» **PASSAGE**:
— begin —
Awesome
Dockerfiles for DevOps, CI/CD, Big Data & NoSQL
Contains 50+ DockerHub repos with 340+ tags, many different versions of standard official open source software, see Full Inventory futher down
These docker images are tested by hundreds of tools and also used in the full functional test suites of various other GitHub repos.
See also the Kubernetes configs repo.
Overview - this repo contains:
- Hadoop & Big Data ecosystem technologies (Spark, Kafka, Presto, Drill, Nifi, ZooKeeper)
- NoSQL datastores (HBase, Cassandra, Riak, SolrCloud)
- OS & development images (Alpine, CentOS, Debian, Fedora, Ubuntu)
- DevOps, CI/CD (CircleCI, GitHub Actions, Jenkins, TeamCity etc), open source (RabbitMQ Cluster, Mesos, Consul)
- My GitHub repos containing hundreds of tools related to these technologies with all dependencies pre-built in the docker images
These images are all available pre-built on My DockerHub - https://hub.docker.com/u/harisekhon/.
- Quality and Testing - this repo has entire test suites run against it from various GitHub repositories to validate the docker images' functionality, branches vs tagged versions align, latest contains correct version from master branch, syntax checks covering all common build and file formats (Make/JSON/CSV/INI/XML/YAML configurations) etc.
These are reusable tests that can anybody can implement and can be found in my DevOps Python Tools and DevOps Bash Tools repos as well as the Advanced Nagios Plugins Collection which contains hundreds of technology specific API-level test programs to ensure the docker images are functioning as intended.
Continuous Integration in run on this and adjacent repos that form a bi-directional validation between these docker images and several other repositories full of hundreds of programs. All of this is intended to keep the quality of this repo as high as possible.
Hari Sekhon
Cloud & Big Data Contractor, United Kingdom
(ex-Cloudera, former Hortonworks Consultant)
<br>(you're welcome to connect with me on LinkedIn)
— end —
» **REQUIREMENTS**:
A: Answer these questions using the Dockerfiles overview above:
(i) How many DockerHub repos and tags does it say are included?
(ii) Which NoSQL datastores does it list?
(iii) At what web address are the pre-built images available?
B: Reproduce the Dockerfiles overview word for word, starting at "See also the" and ending at "Drill, Nifi, ZooKeeper)".

» **DATA**:
— begin —
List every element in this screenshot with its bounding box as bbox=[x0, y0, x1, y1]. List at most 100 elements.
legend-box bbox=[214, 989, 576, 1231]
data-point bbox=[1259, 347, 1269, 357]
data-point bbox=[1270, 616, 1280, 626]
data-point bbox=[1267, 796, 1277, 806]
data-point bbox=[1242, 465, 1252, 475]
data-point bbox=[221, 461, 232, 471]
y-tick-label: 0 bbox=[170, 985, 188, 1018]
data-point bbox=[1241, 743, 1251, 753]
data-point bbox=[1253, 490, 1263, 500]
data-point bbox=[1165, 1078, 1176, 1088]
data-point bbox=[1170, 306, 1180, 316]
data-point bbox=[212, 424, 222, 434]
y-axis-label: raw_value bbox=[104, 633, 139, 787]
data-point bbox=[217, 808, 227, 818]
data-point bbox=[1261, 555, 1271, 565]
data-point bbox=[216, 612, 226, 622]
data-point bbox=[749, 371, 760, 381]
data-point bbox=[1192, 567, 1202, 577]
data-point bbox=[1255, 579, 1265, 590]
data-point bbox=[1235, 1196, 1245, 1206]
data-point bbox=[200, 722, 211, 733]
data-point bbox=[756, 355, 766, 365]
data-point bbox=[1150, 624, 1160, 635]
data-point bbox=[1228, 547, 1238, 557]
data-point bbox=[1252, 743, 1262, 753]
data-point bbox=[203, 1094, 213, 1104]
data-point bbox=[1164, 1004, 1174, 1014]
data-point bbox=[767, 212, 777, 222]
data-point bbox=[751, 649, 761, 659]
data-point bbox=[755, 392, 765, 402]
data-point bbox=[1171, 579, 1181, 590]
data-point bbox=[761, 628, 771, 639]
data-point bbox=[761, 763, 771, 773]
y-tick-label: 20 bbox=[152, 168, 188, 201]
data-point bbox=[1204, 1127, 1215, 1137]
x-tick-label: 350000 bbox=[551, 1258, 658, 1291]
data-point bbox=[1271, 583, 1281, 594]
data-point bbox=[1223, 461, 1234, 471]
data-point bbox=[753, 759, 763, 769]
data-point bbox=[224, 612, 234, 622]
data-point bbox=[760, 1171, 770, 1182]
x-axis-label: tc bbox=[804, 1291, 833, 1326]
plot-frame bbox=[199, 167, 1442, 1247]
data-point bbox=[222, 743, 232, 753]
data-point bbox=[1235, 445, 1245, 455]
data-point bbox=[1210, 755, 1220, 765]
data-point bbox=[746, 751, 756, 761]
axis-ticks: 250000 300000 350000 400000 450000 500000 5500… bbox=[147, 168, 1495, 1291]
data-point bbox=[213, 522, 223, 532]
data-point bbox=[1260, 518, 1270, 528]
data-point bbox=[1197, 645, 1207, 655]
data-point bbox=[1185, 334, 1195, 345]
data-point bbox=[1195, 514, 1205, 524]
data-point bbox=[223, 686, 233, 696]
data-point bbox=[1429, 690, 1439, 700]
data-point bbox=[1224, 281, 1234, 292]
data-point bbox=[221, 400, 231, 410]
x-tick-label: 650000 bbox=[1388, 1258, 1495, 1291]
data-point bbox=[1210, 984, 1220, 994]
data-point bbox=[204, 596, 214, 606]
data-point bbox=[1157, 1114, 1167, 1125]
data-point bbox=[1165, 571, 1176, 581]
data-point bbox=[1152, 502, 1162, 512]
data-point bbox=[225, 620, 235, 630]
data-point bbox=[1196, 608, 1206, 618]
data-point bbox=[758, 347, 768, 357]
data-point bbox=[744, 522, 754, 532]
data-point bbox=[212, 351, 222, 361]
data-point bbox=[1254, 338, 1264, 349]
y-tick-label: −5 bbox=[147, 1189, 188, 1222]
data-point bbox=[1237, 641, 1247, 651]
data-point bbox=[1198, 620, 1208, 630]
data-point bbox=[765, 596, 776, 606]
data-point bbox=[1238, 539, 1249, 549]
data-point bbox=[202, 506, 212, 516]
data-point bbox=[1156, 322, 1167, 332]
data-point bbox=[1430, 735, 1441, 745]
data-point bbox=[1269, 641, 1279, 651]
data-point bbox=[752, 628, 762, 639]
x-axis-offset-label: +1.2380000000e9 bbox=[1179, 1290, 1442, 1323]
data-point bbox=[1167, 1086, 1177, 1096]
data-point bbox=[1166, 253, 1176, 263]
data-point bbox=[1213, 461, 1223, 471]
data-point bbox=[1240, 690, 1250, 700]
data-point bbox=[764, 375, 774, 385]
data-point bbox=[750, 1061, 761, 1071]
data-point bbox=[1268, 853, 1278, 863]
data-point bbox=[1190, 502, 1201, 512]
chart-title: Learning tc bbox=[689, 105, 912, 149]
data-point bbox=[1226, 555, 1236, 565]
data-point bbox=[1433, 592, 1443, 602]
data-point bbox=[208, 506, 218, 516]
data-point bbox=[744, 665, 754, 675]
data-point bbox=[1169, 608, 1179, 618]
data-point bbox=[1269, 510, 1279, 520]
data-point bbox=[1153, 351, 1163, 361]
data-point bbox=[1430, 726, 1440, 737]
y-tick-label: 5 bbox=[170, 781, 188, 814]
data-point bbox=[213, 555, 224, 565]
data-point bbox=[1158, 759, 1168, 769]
— end —
» **ANSWERS IN ORDER**:
A:
(i) 50+ DockerHub repos with 340+ tags.
(ii) HBase, Cassandra, Riak, and SolrCloud.
(iii) https://hub.docker.com/u/harisekhon/

B:
See also the Kubernetes configs repo.
Overview - this repo contains:
- Hadoop & Big Data ecosystem technologies (Spark, Kafka, Presto, Drill, Nifi, ZooKeeper)